Could you set down every entry exactly as it appears?

******************************

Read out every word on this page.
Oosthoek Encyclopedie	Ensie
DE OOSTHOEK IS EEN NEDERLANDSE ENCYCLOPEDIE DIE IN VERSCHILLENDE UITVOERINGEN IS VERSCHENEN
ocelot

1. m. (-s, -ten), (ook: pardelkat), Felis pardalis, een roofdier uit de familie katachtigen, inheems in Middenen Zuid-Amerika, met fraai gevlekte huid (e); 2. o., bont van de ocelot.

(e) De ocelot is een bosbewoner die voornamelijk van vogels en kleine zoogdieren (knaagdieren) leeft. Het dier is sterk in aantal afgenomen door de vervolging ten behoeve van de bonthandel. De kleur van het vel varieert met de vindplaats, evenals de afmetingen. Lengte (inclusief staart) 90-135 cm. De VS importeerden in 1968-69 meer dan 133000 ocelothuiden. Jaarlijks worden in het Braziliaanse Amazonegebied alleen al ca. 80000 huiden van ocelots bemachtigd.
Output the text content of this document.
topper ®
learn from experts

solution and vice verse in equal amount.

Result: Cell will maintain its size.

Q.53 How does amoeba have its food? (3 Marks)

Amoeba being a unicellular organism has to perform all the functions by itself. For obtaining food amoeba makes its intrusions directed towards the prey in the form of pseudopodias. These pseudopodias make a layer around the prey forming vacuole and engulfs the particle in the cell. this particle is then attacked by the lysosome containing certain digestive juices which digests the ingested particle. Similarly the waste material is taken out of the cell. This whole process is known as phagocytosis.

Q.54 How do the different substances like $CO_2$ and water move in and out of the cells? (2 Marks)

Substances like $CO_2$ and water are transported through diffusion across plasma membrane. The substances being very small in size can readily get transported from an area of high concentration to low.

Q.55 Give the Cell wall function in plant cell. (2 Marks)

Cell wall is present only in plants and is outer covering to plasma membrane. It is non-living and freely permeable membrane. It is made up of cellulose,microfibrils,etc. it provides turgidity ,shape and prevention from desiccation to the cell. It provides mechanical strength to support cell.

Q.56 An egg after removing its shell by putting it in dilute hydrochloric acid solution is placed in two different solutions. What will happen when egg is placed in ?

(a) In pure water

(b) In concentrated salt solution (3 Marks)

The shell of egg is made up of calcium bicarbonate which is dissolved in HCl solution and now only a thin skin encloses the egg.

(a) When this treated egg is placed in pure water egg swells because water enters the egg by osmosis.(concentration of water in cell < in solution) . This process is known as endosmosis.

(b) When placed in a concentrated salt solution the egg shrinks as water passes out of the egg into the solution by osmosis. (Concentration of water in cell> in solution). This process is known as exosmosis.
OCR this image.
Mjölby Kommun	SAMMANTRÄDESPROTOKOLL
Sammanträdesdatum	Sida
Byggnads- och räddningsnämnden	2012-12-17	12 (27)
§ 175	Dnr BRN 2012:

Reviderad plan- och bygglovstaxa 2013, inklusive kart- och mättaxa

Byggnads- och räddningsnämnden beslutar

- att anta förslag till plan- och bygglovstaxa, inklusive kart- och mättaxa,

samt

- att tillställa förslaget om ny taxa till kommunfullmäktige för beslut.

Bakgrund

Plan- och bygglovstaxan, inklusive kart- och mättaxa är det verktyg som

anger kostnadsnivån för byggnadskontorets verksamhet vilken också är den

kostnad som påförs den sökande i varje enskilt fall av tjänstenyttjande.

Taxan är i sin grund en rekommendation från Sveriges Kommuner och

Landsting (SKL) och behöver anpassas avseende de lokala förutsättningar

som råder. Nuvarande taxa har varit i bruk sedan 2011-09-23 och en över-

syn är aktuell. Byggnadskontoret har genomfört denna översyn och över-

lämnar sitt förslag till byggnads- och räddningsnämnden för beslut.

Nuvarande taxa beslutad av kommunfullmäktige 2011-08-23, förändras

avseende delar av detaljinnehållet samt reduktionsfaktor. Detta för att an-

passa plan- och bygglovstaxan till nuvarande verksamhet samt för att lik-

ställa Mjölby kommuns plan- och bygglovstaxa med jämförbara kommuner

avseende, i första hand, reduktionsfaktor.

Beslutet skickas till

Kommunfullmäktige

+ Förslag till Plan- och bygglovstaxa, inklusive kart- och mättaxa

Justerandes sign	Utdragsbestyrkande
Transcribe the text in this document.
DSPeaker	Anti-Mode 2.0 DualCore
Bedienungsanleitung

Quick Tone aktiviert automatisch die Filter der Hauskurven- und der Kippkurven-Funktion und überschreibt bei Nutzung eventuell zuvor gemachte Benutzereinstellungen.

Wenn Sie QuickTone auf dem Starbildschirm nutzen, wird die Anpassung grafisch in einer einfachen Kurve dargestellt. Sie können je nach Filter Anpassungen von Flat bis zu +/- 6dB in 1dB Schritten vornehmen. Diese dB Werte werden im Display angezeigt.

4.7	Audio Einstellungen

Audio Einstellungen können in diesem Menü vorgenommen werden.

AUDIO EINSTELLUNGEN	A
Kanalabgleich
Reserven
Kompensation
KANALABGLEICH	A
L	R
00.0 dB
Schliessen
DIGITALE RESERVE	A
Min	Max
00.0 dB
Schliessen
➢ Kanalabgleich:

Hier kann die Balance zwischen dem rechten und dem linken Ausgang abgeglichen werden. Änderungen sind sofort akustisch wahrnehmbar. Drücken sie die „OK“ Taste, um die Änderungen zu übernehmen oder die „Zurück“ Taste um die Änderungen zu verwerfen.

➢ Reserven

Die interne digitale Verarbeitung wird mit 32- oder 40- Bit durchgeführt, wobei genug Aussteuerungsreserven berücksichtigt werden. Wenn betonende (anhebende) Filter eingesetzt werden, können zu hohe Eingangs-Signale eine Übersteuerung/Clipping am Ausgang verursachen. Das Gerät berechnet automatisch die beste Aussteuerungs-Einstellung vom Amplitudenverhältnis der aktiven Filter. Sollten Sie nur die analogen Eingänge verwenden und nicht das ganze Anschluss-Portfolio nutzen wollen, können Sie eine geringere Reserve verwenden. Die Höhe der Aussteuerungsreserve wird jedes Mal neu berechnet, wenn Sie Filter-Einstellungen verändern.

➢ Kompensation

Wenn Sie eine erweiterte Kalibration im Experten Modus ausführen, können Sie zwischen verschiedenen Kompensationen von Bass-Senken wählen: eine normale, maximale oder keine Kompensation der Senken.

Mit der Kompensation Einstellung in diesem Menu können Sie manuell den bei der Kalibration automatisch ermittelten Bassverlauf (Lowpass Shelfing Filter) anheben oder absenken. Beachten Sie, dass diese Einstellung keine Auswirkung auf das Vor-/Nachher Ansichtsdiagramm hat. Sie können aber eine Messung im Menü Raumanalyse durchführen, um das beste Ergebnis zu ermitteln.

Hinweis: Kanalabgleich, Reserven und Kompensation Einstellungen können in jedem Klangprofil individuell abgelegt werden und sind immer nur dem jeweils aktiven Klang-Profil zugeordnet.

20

******************************

Task answer:
Read out every word on this page.
Oosthoek Encyclopedie	Ensie
DE OOSTHOEK IS EEN NEDERLANDSE ENCYCLOPEDIE DIE IN VERSCHILLENDE UITVOERINGEN IS VERSCHENEN
ocelot

1. m. (-s, -ten), (ook: pardelkat), Felis pardalis, een roofdier uit de familie katachtigen, inheems in Middenen Zuid-Amerika, met fraai gevlekte huid (e); 2. o., bont van de ocelot.

(e) De ocelot is een bosbewoner die voornamelijk van vogels en kleine zoogdieren (knaagdieren) leeft. Het dier is sterk in aantal afgenomen door de vervolging ten behoeve van de bonthandel. De kleur van het vel varieert met de vindplaats, evenals de afmetingen. Lengte (inclusief staart) 90-135 cm. De VS importeerden in 1968-69 meer dan 133000 ocelothuiden. Jaarlijks worden in het Braziliaanse Amazonegebied alleen al ca. 80000 huiden van ocelots bemachtigd.
Output the text content of this document.
topper ®
learn from experts

solution and vice verse in equal amount.

Result: Cell will maintain its size.

Q.53 How does amoeba have its food? (3 Marks)

Amoeba being a unicellular organism has to perform all the functions by itself. For obtaining food amoeba makes its intrusions directed towards the prey in the form of pseudopodias. These pseudopodias make a layer around the prey forming vacuole and engulfs the particle in the cell. this particle is then attacked by the lysosome containing certain digestive juices which digests the ingested particle. Similarly the waste material is taken out of the cell. This whole process is known as phagocytosis.

Q.54 How do the different substances like $CO_2$ and water move in and out of the cells? (2 Marks)

Substances like $CO_2$ and water are transported through diffusion across plasma membrane. The substances being very small in size can readily get transported from an area of high concentration to low.

Q.55 Give the Cell wall function in plant cell. (2 Marks)

Cell wall is present only in plants and is outer covering to plasma membrane. It is non-living and freely permeable membrane. It is made up of cellulose,microfibrils,etc. it provides turgidity ,shape and prevention from desiccation to the cell. It provides mechanical strength to support cell.

Q.56 An egg after removing its shell by putting it in dilute hydrochloric acid solution is placed in two different solutions. What will happen when egg is placed in ?

(a) In pure water

(b) In concentrated salt solution (3 Marks)

The shell of egg is made up of calcium bicarbonate which is dissolved in HCl solution and now only a thin skin encloses the egg.

(a) When this treated egg is placed in pure water egg swells because water enters the egg by osmosis.(concentration of water in cell < in solution) . This process is known as endosmosis.

(b) When placed in a concentrated salt solution the egg shrinks as water passes out of the egg into the solution by osmosis. (Concentration of water in cell> in solution). This process is known as exosmosis.
OCR this image.
Mjölby Kommun	SAMMANTRÄDESPROTOKOLL
Sammanträdesdatum	Sida
Byggnads- och räddningsnämnden	2012-12-17	12 (27)
§ 175	Dnr BRN 2012:

Reviderad plan- och bygglovstaxa 2013, inklusive kart- och mättaxa

Byggnads- och räddningsnämnden beslutar

- att anta förslag till plan- och bygglovstaxa, inklusive kart- och mättaxa,

samt

- att tillställa förslaget om ny taxa till kommunfullmäktige för beslut.

Bakgrund

Plan- och bygglovstaxan, inklusive kart- och mättaxa är det verktyg som

anger kostnadsnivån för byggnadskontorets verksamhet vilken också är den

kostnad som påförs den sökande i varje enskilt fall av tjänstenyttjande.

Taxan är i sin grund en rekommendation från Sveriges Kommuner och

Landsting (SKL) och behöver anpassas avseende de lokala förutsättningar

som råder. Nuvarande taxa har varit i bruk sedan 2011-09-23 och en över-

syn är aktuell. Byggnadskontoret har genomfört denna översyn och över-

lämnar sitt förslag till byggnads- och räddningsnämnden för beslut.

Nuvarande taxa beslutad av kommunfullmäktige 2011-08-23, förändras

avseende delar av detaljinnehållet samt reduktionsfaktor. Detta för att an-

passa plan- och bygglovstaxan till nuvarande verksamhet samt för att lik-

ställa Mjölby kommuns plan- och bygglovstaxa med jämförbara kommuner

avseende, i första hand, reduktionsfaktor.

Beslutet skickas till

Kommunfullmäktige

+ Förslag till Plan- och bygglovstaxa, inklusive kart- och mättaxa

Justerandes sign	Utdragsbestyrkande
Transcribe the text in this document.
DSPeaker	Anti-Mode 2.0 DualCore
Bedienungsanleitung

Quick Tone aktiviert automatisch die Filter der Hauskurven- und der Kippkurven-Funktion und überschreibt bei Nutzung eventuell zuvor gemachte Benutzereinstellungen.

Wenn Sie QuickTone auf dem Starbildschirm nutzen, wird die Anpassung grafisch in einer einfachen Kurve dargestellt. Sie können je nach Filter Anpassungen von Flat bis zu +/- 6dB in 1dB Schritten vornehmen. Diese dB Werte werden im Display angezeigt.

4.7	Audio Einstellungen

Audio Einstellungen können in diesem Menü vorgenommen werden.

AUDIO EINSTELLUNGEN	A
Kanalabgleich
Reserven
Kompensation
KANALABGLEICH	A
L	R
00.0 dB
Schliessen
DIGITALE RESERVE	A
Min	Max
00.0 dB
Schliessen
➢ Kanalabgleich:

Hier kann die Balance zwischen dem rechten und dem linken Ausgang abgeglichen werden. Änderungen sind sofort akustisch wahrnehmbar. Drücken sie die „OK“ Taste, um die Änderungen zu übernehmen oder die „Zurück“ Taste um die Änderungen zu verwerfen.

➢ Reserven

Die interne digitale Verarbeitung wird mit 32- oder 40- Bit durchgeführt, wobei genug Aussteuerungsreserven berücksichtigt werden. Wenn betonende (anhebende) Filter eingesetzt werden, können zu hohe Eingangs-Signale eine Übersteuerung/Clipping am Ausgang verursachen. Das Gerät berechnet automatisch die beste Aussteuerungs-Einstellung vom Amplitudenverhältnis der aktiven Filter. Sollten Sie nur die analogen Eingänge verwenden und nicht das ganze Anschluss-Portfolio nutzen wollen, können Sie eine geringere Reserve verwenden. Die Höhe der Aussteuerungsreserve wird jedes Mal neu berechnet, wenn Sie Filter-Einstellungen verändern.

➢ Kompensation

Wenn Sie eine erweiterte Kalibration im Experten Modus ausführen, können Sie zwischen verschiedenen Kompensationen von Bass-Senken wählen: eine normale, maximale oder keine Kompensation der Senken.

Mit der Kompensation Einstellung in diesem Menu können Sie manuell den bei der Kalibration automatisch ermittelten Bassverlauf (Lowpass Shelfing Filter) anheben oder absenken. Beachten Sie, dass diese Einstellung keine Auswirkung auf das Vor-/Nachher Ansichtsdiagramm hat. Sie können aber eine Messung im Menü Raumanalyse durchführen, um das beste Ergebnis zu ermitteln.

Hinweis: Kanalabgleich, Reserven und Kompensation Einstellungen können in jedem Klangprofil individuell abgelegt werden und sind immer nur dem jeweils aktiven Klang-Profil zugeordnet.

20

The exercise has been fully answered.